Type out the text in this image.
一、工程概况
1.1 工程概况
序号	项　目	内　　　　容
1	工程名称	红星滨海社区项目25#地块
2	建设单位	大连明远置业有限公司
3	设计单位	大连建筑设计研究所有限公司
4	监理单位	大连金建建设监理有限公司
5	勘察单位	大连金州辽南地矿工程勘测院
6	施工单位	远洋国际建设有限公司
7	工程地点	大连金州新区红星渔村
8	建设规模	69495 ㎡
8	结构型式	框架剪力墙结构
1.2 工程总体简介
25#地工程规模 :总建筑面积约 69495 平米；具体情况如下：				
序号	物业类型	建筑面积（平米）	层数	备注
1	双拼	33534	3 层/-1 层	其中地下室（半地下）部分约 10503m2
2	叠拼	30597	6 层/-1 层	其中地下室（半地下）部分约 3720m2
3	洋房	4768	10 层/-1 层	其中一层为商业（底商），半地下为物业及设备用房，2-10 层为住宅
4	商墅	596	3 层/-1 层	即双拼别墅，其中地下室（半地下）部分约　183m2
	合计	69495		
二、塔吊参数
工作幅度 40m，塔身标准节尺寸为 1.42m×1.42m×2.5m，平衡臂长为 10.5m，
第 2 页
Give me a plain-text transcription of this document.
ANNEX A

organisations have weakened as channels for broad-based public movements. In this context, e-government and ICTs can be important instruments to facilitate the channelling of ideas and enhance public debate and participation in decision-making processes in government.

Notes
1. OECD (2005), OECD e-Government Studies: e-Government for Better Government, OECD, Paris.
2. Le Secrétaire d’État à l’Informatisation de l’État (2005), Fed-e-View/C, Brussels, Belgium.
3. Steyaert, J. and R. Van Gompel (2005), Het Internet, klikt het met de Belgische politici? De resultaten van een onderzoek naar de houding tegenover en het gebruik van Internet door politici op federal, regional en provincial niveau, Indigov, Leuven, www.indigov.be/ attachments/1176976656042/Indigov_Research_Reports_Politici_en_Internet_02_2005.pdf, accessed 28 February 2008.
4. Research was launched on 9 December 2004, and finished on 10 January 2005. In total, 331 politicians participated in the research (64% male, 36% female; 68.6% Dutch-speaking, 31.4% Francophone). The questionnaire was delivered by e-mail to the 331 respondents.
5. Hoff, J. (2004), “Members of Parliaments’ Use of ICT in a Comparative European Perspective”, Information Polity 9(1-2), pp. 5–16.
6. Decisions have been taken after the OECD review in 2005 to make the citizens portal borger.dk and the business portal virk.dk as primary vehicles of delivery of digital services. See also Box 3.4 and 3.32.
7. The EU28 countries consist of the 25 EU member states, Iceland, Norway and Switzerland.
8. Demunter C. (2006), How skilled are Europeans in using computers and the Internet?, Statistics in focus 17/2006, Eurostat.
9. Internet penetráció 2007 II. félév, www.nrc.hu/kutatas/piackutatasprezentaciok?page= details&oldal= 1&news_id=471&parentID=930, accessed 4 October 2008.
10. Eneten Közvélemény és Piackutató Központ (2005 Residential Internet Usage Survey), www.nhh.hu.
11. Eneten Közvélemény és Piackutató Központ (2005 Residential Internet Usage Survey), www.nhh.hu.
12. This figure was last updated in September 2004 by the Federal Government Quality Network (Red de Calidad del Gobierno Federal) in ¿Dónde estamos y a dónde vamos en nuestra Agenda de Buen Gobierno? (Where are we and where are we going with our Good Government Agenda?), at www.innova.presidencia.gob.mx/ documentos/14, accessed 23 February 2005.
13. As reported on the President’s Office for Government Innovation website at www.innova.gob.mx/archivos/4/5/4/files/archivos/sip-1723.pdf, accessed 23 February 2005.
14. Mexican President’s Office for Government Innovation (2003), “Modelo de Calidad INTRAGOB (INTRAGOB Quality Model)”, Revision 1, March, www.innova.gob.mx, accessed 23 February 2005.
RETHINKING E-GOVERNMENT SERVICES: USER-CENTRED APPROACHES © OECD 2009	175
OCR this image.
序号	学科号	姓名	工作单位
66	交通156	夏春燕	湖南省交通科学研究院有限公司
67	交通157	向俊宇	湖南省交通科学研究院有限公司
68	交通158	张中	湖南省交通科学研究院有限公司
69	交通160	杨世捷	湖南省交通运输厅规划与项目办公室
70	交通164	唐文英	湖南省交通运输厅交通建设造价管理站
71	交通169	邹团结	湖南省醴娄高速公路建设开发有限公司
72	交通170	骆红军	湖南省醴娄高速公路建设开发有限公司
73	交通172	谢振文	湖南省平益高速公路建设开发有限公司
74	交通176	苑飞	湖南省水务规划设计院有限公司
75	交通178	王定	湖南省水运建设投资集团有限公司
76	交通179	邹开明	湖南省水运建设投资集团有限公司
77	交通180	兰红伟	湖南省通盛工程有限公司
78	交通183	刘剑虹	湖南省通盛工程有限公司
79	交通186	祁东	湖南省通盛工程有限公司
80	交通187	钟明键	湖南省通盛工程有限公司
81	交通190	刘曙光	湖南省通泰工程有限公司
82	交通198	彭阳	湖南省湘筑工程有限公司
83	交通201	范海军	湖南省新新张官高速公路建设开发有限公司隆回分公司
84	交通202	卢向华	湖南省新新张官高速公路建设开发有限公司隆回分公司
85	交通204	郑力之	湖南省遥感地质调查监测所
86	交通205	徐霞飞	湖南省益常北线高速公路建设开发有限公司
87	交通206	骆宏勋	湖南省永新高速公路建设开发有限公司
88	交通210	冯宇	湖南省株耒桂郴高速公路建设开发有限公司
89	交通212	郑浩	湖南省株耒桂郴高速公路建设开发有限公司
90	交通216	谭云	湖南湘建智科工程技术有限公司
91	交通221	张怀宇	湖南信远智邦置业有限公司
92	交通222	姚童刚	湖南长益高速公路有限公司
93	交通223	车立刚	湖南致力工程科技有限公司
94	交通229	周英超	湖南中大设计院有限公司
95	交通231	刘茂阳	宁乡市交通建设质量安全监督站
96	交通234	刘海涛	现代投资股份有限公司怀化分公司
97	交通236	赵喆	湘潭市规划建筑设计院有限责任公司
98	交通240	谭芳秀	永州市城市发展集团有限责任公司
========
Once more, set down the full listing, verbatim.

* **Written solution**
Type out the text in this image.
一、工程概况
1.1 工程概况
序号	项　目	内　　　　容
1	工程名称	红星滨海社区项目25#地块
2	建设单位	大连明远置业有限公司
3	设计单位	大连建筑设计研究所有限公司
4	监理单位	大连金建建设监理有限公司
5	勘察单位	大连金州辽南地矿工程勘测院
6	施工单位	远洋国际建设有限公司
7	工程地点	大连金州新区红星渔村
8	建设规模	69495 ㎡
8	结构型式	框架剪力墙结构
1.2 工程总体简介
25#地工程规模 :总建筑面积约 69495 平米；具体情况如下：				
序号	物业类型	建筑面积（平米）	层数	备注
1	双拼	33534	3 层/-1 层	其中地下室（半地下）部分约 10503m2
2	叠拼	30597	6 层/-1 层	其中地下室（半地下）部分约 3720m2
3	洋房	4768	10 层/-1 层	其中一层为商业（底商），半地下为物业及设备用房，2-10 层为住宅
4	商墅	596	3 层/-1 层	即双拼别墅，其中地下室（半地下）部分约　183m2
	合计	69495		
二、塔吊参数
工作幅度 40m，塔身标准节尺寸为 1.42m×1.42m×2.5m，平衡臂长为 10.5m，
第 2 页
Give me a plain-text transcription of this document.
ANNEX A

organisations have weakened as channels for broad-based public movements. In this context, e-government and ICTs can be important instruments to facilitate the channelling of ideas and enhance public debate and participation in decision-making processes in government.

Notes
1. OECD (2005), OECD e-Government Studies: e-Government for Better Government, OECD, Paris.
2. Le Secrétaire d’État à l’Informatisation de l’État (2005), Fed-e-View/C, Brussels, Belgium.
3. Steyaert, J. and R. Van Gompel (2005), Het Internet, klikt het met de Belgische politici? De resultaten van een onderzoek naar de houding tegenover en het gebruik van Internet door politici op federal, regional en provincial niveau, Indigov, Leuven, www.indigov.be/ attachments/1176976656042/Indigov_Research_Reports_Politici_en_Internet_02_2005.pdf, accessed 28 February 2008.
4. Research was launched on 9 December 2004, and finished on 10 January 2005. In total, 331 politicians participated in the research (64% male, 36% female; 68.6% Dutch-speaking, 31.4% Francophone). The questionnaire was delivered by e-mail to the 331 respondents.
5. Hoff, J. (2004), “Members of Parliaments’ Use of ICT in a Comparative European Perspective”, Information Polity 9(1-2), pp. 5–16.
6. Decisions have been taken after the OECD review in 2005 to make the citizens portal borger.dk and the business portal virk.dk as primary vehicles of delivery of digital services. See also Box 3.4 and 3.32.
7. The EU28 countries consist of the 25 EU member states, Iceland, Norway and Switzerland.
8. Demunter C. (2006), How skilled are Europeans in using computers and the Internet?, Statistics in focus 17/2006, Eurostat.
9. Internet penetráció 2007 II. félév, www.nrc.hu/kutatas/piackutatasprezentaciok?page= details&oldal= 1&news_id=471&parentID=930, accessed 4 October 2008.
10. Eneten Közvélemény és Piackutató Központ (2005 Residential Internet Usage Survey), www.nhh.hu.
11. Eneten Közvélemény és Piackutató Központ (2005 Residential Internet Usage Survey), www.nhh.hu.
12. This figure was last updated in September 2004 by the Federal Government Quality Network (Red de Calidad del Gobierno Federal) in ¿Dónde estamos y a dónde vamos en nuestra Agenda de Buen Gobierno? (Where are we and where are we going with our Good Government Agenda?), at www.innova.presidencia.gob.mx/ documentos/14, accessed 23 February 2005.
13. As reported on the President’s Office for Government Innovation website at www.innova.gob.mx/archivos/4/5/4/files/archivos/sip-1723.pdf, accessed 23 February 2005.
14. Mexican President’s Office for Government Innovation (2003), “Modelo de Calidad INTRAGOB (INTRAGOB Quality Model)”, Revision 1, March, www.innova.gob.mx, accessed 23 February 2005.
RETHINKING E-GOVERNMENT SERVICES: USER-CENTRED APPROACHES © OECD 2009	175
OCR this image.
序号	学科号	姓名	工作单位
66	交通156	夏春燕	湖南省交通科学研究院有限公司
67	交通157	向俊宇	湖南省交通科学研究院有限公司
68	交通158	张中	湖南省交通科学研究院有限公司
69	交通160	杨世捷	湖南省交通运输厅规划与项目办公室
70	交通164	唐文英	湖南省交通运输厅交通建设造价管理站
71	交通169	邹团结	湖南省醴娄高速公路建设开发有限公司
72	交通170	骆红军	湖南省醴娄高速公路建设开发有限公司
73	交通172	谢振文	湖南省平益高速公路建设开发有限公司
74	交通176	苑飞	湖南省水务规划设计院有限公司
75	交通178	王定	湖南省水运建设投资集团有限公司
76	交通179	邹开明	湖南省水运建设投资集团有限公司
77	交通180	兰红伟	湖南省通盛工程有限公司
78	交通183	刘剑虹	湖南省通盛工程有限公司
79	交通186	祁东	湖南省通盛工程有限公司
80	交通187	钟明键	湖南省通盛工程有限公司
81	交通190	刘曙光	湖南省通泰工程有限公司
82	交通198	彭阳	湖南省湘筑工程有限公司
83	交通201	范海军	湖南省新新张官高速公路建设开发有限公司隆回分公司
84	交通202	卢向华	湖南省新新张官高速公路建设开发有限公司隆回分公司
85	交通204	郑力之	湖南省遥感地质调查监测所
86	交通205	徐霞飞	湖南省益常北线高速公路建设开发有限公司
87	交通206	骆宏勋	湖南省永新高速公路建设开发有限公司
88	交通210	冯宇	湖南省株耒桂郴高速公路建设开发有限公司
89	交通212	郑浩	湖南省株耒桂郴高速公路建设开发有限公司
90	交通216	谭云	湖南湘建智科工程技术有限公司
91	交通221	张怀宇	湖南信远智邦置业有限公司
92	交通222	姚童刚	湖南长益高速公路有限公司
93	交通223	车立刚	湖南致力工程科技有限公司
94	交通229	周英超	湖南中大设计院有限公司
95	交通231	刘茂阳	宁乡市交通建设质量安全监督站
96	交通234	刘海涛	现代投资股份有限公司怀化分公司
97	交通236	赵喆	湘潭市规划建筑设计院有限责任公司
98	交通240	谭芳秀	永州市城市发展集团有限责任公司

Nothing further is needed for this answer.